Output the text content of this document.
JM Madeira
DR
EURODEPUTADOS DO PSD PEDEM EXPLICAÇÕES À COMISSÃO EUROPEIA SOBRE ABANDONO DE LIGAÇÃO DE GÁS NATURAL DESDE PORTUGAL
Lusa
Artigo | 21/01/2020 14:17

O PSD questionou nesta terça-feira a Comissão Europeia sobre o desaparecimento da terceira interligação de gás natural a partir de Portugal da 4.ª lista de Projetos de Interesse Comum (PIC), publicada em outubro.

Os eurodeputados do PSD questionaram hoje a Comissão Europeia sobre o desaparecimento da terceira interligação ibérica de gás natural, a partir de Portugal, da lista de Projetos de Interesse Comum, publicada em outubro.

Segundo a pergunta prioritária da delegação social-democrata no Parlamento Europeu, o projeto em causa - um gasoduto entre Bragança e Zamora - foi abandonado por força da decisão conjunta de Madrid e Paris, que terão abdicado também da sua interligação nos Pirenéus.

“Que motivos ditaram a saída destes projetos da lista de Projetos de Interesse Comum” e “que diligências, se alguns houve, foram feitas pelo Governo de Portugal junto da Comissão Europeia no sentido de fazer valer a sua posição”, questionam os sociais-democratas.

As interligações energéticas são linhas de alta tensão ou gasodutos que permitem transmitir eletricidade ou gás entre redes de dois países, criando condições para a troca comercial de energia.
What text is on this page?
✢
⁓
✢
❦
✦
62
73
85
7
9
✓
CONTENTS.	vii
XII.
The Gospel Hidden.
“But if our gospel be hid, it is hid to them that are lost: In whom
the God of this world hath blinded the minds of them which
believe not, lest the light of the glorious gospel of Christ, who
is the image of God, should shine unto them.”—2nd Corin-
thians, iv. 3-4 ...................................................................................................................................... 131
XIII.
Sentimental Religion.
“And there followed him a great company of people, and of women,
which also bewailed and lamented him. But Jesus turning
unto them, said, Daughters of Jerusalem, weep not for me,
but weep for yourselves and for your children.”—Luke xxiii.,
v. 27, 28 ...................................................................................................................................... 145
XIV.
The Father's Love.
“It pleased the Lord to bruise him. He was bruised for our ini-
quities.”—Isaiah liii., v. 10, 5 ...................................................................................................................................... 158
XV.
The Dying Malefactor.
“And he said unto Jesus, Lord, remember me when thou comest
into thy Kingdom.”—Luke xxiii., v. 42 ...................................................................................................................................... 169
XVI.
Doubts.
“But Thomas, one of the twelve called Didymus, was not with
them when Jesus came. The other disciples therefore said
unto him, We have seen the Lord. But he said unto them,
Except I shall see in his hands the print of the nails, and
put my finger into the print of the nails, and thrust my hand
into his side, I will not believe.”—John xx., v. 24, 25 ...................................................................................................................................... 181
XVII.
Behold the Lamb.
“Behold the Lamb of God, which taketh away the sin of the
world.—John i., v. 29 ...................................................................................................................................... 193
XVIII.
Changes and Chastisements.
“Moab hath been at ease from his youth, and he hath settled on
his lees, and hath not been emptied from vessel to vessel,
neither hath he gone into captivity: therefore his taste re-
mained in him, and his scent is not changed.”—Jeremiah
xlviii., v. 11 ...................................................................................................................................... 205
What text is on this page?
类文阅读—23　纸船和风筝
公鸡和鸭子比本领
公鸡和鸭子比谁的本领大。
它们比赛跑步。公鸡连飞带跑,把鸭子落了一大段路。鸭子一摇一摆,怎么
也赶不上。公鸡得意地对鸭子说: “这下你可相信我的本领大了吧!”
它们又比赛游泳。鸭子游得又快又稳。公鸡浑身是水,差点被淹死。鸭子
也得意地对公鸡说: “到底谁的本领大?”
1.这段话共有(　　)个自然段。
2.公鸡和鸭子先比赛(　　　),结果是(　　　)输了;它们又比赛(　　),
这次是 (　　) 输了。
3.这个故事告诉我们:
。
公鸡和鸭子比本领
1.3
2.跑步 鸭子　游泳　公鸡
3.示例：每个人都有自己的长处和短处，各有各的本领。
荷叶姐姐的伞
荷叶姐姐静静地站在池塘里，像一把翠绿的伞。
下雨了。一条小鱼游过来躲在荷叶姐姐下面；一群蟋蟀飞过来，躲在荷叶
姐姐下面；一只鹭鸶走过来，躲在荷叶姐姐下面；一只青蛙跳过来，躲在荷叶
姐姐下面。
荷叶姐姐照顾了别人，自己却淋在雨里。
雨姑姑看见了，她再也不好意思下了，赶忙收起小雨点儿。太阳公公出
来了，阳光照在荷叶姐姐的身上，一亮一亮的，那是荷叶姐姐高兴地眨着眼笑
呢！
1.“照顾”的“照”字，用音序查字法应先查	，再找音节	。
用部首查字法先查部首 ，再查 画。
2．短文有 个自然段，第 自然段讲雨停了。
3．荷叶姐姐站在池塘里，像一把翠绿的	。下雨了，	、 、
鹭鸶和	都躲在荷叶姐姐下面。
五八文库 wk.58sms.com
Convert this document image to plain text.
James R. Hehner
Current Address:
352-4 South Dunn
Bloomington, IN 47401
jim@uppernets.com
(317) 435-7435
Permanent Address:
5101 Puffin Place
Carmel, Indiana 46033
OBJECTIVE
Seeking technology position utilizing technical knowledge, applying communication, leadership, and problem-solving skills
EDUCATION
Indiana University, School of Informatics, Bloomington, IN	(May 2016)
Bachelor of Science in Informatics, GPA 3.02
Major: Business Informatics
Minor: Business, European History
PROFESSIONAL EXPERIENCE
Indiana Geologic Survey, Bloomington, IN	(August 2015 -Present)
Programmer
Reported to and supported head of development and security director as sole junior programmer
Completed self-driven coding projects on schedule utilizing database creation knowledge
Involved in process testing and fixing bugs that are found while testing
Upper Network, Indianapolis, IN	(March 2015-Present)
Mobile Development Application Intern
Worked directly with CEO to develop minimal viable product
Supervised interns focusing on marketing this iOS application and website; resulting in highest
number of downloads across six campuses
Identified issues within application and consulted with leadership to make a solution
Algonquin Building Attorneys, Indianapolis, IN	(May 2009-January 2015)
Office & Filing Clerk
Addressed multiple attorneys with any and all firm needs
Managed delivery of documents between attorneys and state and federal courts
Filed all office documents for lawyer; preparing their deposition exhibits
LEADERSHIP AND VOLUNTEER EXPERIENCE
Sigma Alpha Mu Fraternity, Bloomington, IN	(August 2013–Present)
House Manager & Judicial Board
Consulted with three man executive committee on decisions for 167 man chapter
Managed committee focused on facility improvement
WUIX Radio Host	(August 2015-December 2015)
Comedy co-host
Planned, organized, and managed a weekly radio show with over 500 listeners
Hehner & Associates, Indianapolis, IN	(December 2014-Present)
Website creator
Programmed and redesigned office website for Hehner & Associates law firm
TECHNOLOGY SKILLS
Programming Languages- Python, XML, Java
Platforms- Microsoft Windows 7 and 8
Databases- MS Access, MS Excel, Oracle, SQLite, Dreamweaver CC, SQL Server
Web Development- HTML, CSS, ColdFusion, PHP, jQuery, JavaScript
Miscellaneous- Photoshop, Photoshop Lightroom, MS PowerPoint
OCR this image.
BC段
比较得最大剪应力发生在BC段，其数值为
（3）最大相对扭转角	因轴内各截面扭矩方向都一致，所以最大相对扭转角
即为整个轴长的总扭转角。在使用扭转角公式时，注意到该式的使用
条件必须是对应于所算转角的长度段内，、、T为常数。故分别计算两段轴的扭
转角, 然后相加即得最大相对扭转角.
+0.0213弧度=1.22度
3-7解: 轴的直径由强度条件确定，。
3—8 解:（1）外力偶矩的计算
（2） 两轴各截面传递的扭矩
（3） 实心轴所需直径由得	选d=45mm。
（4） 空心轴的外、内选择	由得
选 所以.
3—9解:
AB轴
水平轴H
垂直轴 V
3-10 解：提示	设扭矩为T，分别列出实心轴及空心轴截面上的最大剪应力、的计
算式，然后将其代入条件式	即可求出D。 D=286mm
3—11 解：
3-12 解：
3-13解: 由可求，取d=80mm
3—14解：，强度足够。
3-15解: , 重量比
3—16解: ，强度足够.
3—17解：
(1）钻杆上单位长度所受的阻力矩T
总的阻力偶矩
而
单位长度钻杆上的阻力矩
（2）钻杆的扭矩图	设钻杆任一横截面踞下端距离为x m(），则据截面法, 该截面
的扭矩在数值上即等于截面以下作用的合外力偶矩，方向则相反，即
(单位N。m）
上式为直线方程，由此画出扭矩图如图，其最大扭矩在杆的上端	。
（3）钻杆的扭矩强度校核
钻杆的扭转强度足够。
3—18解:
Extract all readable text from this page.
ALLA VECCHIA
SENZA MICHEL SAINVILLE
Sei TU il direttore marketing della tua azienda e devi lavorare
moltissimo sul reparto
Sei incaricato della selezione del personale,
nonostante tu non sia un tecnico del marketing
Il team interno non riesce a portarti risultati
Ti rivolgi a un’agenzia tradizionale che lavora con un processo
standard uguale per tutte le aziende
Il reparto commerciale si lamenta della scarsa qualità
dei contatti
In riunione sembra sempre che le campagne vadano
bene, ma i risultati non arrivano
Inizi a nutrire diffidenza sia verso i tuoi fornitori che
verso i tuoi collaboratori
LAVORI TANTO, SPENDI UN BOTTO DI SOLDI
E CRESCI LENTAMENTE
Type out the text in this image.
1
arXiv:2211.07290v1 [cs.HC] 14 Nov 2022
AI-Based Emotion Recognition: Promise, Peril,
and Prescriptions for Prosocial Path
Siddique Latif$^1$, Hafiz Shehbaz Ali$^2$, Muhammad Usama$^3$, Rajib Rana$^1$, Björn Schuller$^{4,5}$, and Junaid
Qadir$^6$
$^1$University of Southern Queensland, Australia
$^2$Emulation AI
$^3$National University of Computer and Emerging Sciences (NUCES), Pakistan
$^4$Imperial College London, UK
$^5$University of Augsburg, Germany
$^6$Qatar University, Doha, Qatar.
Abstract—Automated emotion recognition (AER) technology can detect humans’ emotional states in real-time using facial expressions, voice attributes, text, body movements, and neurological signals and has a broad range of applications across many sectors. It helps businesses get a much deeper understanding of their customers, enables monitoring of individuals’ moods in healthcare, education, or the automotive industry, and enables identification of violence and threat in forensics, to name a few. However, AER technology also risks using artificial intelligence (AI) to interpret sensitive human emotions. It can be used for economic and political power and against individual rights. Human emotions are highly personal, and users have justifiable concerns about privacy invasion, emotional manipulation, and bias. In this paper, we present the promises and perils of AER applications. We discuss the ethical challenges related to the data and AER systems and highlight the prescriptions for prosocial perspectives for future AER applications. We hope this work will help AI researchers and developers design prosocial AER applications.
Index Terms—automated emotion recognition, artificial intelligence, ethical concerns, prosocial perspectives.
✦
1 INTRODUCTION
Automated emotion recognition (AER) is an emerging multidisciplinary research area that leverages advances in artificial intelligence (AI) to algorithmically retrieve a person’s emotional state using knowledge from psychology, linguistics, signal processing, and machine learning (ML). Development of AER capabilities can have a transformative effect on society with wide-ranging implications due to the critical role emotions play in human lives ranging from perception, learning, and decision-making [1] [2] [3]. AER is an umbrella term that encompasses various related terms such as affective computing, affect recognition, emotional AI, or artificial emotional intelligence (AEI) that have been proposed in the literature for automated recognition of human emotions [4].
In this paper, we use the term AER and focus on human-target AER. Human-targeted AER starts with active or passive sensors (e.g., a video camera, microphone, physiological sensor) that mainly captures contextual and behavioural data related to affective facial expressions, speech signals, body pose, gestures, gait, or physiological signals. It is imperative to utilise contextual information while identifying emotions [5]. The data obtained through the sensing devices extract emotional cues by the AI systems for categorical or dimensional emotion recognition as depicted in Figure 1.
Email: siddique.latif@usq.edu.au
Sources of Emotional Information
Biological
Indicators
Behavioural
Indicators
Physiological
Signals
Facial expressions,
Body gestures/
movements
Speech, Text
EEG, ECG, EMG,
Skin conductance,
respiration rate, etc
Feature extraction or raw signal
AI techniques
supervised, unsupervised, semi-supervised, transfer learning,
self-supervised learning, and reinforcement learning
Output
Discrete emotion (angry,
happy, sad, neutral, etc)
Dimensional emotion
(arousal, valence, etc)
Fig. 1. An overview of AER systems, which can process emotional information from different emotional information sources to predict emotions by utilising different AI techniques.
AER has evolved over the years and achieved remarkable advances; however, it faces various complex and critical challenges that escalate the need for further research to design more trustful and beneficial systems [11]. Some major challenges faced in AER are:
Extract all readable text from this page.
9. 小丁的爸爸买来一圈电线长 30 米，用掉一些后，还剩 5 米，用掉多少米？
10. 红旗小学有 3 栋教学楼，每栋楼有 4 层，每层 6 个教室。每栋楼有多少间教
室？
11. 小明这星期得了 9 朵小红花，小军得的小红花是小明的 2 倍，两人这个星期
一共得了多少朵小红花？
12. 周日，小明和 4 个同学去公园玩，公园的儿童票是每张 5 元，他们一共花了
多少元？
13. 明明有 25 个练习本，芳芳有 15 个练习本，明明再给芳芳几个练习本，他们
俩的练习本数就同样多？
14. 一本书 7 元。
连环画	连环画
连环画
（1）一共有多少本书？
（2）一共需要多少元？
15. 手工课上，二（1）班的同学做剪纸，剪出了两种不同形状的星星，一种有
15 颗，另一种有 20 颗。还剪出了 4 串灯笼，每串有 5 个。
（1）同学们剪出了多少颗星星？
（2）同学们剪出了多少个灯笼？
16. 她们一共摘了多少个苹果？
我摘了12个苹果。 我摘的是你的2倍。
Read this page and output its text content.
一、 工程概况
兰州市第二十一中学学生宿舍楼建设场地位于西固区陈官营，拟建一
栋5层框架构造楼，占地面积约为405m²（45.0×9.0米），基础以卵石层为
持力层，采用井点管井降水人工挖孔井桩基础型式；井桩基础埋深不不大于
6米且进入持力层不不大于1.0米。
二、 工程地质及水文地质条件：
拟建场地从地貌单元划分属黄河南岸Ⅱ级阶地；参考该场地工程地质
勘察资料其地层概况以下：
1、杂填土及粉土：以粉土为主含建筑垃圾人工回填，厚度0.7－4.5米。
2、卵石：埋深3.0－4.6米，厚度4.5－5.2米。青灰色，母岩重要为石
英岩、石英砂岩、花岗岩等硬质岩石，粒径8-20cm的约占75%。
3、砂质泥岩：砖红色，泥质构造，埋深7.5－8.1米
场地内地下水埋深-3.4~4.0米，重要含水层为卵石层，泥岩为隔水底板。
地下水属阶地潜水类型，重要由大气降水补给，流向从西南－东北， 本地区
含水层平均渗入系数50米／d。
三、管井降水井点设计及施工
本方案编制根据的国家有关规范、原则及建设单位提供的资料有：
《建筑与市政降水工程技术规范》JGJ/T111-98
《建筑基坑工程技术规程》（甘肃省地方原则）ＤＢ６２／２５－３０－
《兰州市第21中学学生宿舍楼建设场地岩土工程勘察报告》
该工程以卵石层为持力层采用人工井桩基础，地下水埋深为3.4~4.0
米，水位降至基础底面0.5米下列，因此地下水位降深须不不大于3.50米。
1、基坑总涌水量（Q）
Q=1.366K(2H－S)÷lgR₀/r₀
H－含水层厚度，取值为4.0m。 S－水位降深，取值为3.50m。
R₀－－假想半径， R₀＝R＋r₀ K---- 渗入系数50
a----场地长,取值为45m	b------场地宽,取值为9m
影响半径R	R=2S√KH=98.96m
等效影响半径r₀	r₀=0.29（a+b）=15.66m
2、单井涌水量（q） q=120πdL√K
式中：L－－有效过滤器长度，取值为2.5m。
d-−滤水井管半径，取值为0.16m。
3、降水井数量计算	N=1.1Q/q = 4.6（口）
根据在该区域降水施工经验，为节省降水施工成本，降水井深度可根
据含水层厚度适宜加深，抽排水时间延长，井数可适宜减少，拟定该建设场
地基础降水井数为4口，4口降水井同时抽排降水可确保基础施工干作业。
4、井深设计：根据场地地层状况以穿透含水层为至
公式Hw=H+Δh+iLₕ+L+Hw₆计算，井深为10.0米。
________________
# [Goal]
Gather up, from the records above, each line where the word "believe" appears.

# [The answer]
believe not, lest the light of the glorious gospel of Christ, who
into his side, I will not believe.”—John xx., v. 24, 25 ...................................................................................................................................... 181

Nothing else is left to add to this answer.